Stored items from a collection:

___

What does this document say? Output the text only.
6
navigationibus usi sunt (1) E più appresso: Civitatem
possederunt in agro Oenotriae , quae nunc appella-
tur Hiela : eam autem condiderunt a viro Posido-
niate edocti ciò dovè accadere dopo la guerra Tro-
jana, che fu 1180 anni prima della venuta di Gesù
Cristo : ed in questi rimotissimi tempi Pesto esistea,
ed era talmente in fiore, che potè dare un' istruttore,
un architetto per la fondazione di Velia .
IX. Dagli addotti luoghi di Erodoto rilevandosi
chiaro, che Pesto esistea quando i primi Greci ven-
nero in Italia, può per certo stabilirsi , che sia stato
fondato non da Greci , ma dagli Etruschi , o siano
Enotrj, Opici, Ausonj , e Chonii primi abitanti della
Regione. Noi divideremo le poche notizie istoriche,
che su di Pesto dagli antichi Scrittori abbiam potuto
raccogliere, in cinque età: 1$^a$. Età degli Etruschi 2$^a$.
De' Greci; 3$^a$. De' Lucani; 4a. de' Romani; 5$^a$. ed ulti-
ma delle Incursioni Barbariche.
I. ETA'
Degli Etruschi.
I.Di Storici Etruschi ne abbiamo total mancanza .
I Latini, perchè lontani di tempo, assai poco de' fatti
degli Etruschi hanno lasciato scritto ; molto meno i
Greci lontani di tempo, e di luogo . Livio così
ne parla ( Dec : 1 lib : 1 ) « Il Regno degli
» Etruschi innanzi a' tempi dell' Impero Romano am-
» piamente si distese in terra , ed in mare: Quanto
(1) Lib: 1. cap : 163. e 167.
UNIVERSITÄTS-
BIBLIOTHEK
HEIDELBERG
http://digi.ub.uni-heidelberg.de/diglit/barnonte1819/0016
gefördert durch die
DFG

___

Task directions: Send back all of the entries exactly, with nothing missing.

Full response:
What does this document say? Output the text only.
6
navigationibus usi sunt (1) E più appresso: Civitatem
possederunt in agro Oenotriae , quae nunc appella-
tur Hiela : eam autem condiderunt a viro Posido-
niate edocti ciò dovè accadere dopo la guerra Tro-
jana, che fu 1180 anni prima della venuta di Gesù
Cristo : ed in questi rimotissimi tempi Pesto esistea,
ed era talmente in fiore, che potè dare un' istruttore,
un architetto per la fondazione di Velia .
IX. Dagli addotti luoghi di Erodoto rilevandosi
chiaro, che Pesto esistea quando i primi Greci ven-
nero in Italia, può per certo stabilirsi , che sia stato
fondato non da Greci , ma dagli Etruschi , o siano
Enotrj, Opici, Ausonj , e Chonii primi abitanti della
Regione. Noi divideremo le poche notizie istoriche,
che su di Pesto dagli antichi Scrittori abbiam potuto
raccogliere, in cinque età: 1$^a$. Età degli Etruschi 2$^a$.
De' Greci; 3$^a$. De' Lucani; 4a. de' Romani; 5$^a$. ed ulti-
ma delle Incursioni Barbariche.
I. ETA'
Degli Etruschi.
I.Di Storici Etruschi ne abbiamo total mancanza .
I Latini, perchè lontani di tempo, assai poco de' fatti
degli Etruschi hanno lasciato scritto ; molto meno i
Greci lontani di tempo, e di luogo . Livio così
ne parla ( Dec : 1 lib : 1 ) « Il Regno degli
» Etruschi innanzi a' tempi dell' Impero Romano am-
» piamente si distese in terra , ed in mare: Quanto
(1) Lib: 1. cap : 163. e 167.
UNIVERSITÄTS-
BIBLIOTHEK
HEIDELBERG
http://digi.ub.uni-heidelberg.de/diglit/barnonte1819/0016
gefördert durch die
DFG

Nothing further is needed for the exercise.